***** Available records *****

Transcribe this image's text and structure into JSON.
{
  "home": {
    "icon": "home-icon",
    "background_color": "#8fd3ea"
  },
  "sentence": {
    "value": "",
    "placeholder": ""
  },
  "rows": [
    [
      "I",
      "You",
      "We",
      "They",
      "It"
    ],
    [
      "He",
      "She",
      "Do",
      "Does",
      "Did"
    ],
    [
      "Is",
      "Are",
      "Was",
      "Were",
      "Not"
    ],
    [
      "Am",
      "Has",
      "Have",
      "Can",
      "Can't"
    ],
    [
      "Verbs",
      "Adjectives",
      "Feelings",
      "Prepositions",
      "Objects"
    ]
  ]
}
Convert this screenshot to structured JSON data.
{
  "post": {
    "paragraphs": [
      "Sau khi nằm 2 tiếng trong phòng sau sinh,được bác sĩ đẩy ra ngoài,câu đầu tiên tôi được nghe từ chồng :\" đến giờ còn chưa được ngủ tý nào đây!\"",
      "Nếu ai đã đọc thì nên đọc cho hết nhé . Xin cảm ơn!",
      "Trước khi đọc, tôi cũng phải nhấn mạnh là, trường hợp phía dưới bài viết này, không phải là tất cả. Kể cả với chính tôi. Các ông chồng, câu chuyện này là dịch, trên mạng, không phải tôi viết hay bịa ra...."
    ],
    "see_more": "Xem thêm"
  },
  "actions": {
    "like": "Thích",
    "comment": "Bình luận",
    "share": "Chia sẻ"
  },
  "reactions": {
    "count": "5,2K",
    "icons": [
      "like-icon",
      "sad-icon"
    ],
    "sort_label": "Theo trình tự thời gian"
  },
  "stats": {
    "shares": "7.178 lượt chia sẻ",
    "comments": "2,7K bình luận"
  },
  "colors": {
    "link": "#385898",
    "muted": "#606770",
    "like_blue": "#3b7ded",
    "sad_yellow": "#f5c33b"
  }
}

*****
***** Available records *****

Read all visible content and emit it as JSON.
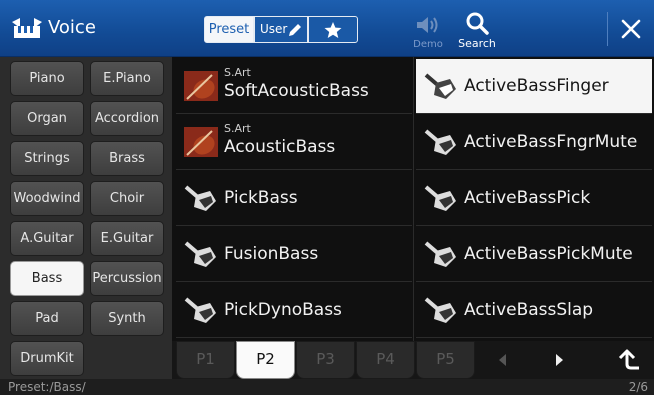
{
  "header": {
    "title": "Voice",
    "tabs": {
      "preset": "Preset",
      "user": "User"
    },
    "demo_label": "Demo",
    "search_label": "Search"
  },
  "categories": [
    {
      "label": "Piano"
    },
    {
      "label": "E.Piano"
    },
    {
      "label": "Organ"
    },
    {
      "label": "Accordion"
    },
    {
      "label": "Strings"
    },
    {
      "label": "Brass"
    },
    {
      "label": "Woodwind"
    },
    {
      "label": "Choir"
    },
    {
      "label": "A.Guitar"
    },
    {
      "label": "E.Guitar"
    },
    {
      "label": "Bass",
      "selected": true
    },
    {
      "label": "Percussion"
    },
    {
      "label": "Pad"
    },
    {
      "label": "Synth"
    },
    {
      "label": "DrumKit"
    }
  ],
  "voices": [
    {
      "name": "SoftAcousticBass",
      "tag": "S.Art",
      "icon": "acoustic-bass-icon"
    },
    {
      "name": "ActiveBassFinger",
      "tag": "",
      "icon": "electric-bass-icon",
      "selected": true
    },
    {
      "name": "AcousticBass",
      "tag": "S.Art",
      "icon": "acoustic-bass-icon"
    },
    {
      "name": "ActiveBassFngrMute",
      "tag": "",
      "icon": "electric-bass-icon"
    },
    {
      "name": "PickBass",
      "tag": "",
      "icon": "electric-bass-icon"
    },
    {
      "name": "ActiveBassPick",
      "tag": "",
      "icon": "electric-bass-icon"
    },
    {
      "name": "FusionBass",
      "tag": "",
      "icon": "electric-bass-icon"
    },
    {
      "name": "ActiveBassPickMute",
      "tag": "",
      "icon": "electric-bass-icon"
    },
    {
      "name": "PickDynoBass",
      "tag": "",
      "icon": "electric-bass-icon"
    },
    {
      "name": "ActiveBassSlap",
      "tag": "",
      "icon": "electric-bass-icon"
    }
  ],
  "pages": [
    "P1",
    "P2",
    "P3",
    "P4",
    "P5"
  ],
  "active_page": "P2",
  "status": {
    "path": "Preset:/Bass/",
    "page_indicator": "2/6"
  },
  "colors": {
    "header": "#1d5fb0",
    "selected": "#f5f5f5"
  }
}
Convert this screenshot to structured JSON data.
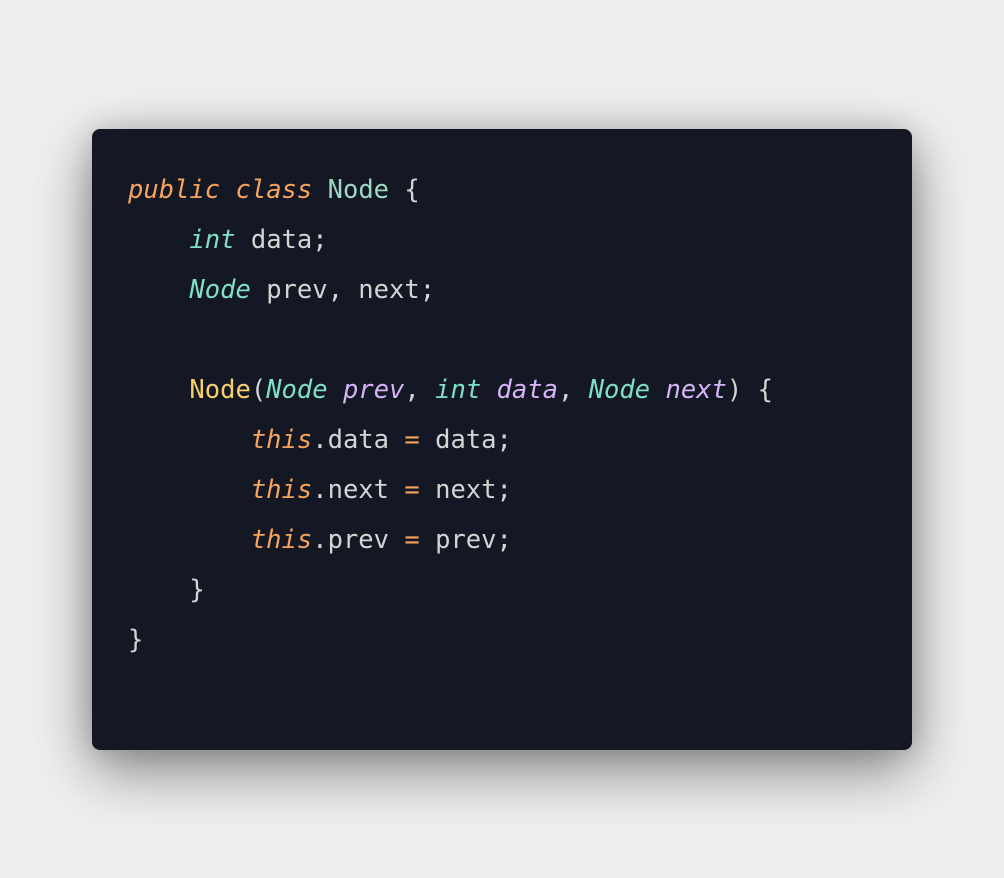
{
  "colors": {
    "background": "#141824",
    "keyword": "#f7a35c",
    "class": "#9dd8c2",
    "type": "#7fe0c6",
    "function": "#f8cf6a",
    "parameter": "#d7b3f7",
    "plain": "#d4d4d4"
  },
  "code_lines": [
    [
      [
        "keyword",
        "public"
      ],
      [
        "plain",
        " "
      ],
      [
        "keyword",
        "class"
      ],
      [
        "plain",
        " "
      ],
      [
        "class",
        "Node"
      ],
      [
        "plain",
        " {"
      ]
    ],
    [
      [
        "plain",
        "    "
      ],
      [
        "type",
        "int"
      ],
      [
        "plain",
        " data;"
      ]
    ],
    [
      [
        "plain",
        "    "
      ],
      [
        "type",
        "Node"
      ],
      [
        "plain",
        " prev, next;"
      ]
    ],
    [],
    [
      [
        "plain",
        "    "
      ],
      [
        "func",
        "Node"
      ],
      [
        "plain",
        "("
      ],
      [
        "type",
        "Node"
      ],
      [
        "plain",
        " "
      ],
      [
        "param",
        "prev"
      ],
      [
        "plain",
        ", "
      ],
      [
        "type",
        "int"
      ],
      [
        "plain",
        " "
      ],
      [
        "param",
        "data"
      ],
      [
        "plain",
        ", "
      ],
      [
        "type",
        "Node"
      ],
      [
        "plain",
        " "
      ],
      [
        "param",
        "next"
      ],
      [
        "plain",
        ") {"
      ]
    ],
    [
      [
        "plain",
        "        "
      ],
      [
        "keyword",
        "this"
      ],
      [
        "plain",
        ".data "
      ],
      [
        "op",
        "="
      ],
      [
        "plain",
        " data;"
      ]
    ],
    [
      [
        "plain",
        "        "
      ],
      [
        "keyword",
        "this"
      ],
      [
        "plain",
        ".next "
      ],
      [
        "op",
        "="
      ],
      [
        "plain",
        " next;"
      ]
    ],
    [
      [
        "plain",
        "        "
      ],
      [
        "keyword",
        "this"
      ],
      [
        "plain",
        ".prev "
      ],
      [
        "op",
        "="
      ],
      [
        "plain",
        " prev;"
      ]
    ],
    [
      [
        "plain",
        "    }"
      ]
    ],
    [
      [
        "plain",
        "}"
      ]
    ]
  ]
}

*****

Task instructions: Copy each line above containing the string "name".

Exercise solution:
      "name": "SoftAcousticBass",
      "name": "ActiveBassFinger",
      "name": "AcousticBass",
      "name": "ActiveBassFngrMute",
      "name": "PickBass",
      "name": "ActiveBassPick",
      "name": "FusionBass",
      "name": "ActiveBassPickMute",
      "name": "PickDynoBass",
      "name": "ActiveBassSlap",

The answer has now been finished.